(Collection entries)
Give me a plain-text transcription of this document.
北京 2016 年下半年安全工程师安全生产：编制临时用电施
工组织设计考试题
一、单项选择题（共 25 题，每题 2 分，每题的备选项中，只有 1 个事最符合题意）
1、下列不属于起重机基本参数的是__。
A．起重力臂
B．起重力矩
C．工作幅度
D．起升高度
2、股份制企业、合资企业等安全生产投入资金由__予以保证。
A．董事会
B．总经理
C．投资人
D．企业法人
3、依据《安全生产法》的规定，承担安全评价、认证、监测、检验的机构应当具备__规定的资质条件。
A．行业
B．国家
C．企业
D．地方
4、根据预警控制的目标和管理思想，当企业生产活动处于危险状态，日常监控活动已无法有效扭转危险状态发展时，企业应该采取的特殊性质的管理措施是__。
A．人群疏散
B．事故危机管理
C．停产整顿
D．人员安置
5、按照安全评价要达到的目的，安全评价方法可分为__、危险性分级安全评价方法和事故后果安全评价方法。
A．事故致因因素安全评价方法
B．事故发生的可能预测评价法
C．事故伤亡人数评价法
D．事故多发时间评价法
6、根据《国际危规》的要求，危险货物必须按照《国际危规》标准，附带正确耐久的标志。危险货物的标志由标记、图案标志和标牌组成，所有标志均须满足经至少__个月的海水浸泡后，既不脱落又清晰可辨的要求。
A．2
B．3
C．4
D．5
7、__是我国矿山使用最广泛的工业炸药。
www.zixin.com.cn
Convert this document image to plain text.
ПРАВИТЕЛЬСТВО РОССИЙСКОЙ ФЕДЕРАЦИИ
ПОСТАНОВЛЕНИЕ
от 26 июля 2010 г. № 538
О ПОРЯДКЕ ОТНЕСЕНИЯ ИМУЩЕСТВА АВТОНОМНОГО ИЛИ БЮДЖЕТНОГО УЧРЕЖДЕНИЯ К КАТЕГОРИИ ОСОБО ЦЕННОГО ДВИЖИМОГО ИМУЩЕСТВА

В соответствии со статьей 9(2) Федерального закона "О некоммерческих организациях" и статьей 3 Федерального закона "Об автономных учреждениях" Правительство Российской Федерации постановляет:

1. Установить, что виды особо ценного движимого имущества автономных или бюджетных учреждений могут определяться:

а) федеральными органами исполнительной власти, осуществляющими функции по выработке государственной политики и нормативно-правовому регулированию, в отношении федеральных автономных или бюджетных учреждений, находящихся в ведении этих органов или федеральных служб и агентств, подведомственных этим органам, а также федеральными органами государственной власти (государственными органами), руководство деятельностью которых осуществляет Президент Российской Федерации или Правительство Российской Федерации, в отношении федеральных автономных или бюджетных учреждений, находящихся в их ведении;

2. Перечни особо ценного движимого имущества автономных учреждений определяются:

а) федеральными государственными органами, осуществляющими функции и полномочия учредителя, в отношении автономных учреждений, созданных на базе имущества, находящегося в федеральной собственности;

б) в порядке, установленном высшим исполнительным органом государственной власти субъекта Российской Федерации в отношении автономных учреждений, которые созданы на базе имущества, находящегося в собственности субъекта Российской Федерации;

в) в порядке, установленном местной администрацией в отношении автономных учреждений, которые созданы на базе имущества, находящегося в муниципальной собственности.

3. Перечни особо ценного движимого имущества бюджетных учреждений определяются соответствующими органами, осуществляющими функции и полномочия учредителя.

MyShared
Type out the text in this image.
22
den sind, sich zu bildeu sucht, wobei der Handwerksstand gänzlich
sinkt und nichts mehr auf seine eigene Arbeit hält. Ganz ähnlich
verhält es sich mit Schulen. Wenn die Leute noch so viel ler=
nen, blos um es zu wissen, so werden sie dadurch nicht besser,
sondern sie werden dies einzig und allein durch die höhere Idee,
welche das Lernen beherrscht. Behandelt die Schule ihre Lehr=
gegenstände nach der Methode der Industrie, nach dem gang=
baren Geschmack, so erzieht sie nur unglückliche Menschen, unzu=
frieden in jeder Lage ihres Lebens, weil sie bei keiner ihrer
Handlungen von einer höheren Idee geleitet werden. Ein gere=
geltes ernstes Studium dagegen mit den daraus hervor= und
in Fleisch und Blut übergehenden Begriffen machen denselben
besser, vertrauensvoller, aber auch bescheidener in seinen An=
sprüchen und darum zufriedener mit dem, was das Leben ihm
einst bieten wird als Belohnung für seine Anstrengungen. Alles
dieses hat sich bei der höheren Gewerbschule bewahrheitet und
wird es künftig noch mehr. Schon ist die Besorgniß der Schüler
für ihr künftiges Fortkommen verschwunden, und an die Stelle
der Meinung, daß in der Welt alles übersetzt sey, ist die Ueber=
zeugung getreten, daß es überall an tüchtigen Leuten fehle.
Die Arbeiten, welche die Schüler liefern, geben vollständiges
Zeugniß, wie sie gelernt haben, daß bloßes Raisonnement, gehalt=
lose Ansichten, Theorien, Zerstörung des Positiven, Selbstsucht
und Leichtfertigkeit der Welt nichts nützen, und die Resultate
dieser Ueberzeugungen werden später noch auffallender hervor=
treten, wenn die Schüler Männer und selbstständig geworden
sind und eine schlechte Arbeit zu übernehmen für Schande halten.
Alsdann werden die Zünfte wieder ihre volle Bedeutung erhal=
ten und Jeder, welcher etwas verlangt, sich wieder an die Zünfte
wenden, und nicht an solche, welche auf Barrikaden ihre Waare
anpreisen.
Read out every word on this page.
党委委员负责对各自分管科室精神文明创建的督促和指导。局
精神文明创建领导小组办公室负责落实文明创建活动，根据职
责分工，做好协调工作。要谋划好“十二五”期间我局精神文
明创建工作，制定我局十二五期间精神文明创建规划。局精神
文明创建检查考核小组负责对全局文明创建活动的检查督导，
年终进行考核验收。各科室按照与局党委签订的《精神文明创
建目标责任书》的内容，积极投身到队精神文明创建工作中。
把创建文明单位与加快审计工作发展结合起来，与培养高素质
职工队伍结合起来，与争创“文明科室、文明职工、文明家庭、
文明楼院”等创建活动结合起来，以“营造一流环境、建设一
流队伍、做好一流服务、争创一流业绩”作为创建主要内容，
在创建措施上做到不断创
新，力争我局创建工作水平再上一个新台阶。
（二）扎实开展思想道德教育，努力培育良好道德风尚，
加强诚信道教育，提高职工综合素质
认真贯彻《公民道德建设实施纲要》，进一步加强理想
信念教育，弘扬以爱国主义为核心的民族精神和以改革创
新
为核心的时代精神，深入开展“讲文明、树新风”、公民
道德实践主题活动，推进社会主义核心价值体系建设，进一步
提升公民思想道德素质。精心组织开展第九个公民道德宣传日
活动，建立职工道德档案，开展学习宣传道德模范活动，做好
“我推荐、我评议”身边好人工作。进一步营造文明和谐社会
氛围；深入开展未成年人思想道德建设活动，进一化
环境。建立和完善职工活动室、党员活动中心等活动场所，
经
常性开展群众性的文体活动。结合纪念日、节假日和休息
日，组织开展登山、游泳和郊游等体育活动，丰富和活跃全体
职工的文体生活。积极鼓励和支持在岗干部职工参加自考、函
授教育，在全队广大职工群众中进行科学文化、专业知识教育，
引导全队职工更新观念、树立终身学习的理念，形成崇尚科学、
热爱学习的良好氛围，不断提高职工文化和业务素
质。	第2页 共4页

*TASK REQUIREMENTS*.
Find each line holding "nichts". Copy it out.

*WRITTEN RESPONSE*.
sinkt und nichts mehr auf seine eigene Arbeit hält. Ganz ähnlich
und Leichtfertigkeit der Welt nichts nützen, und die Resultate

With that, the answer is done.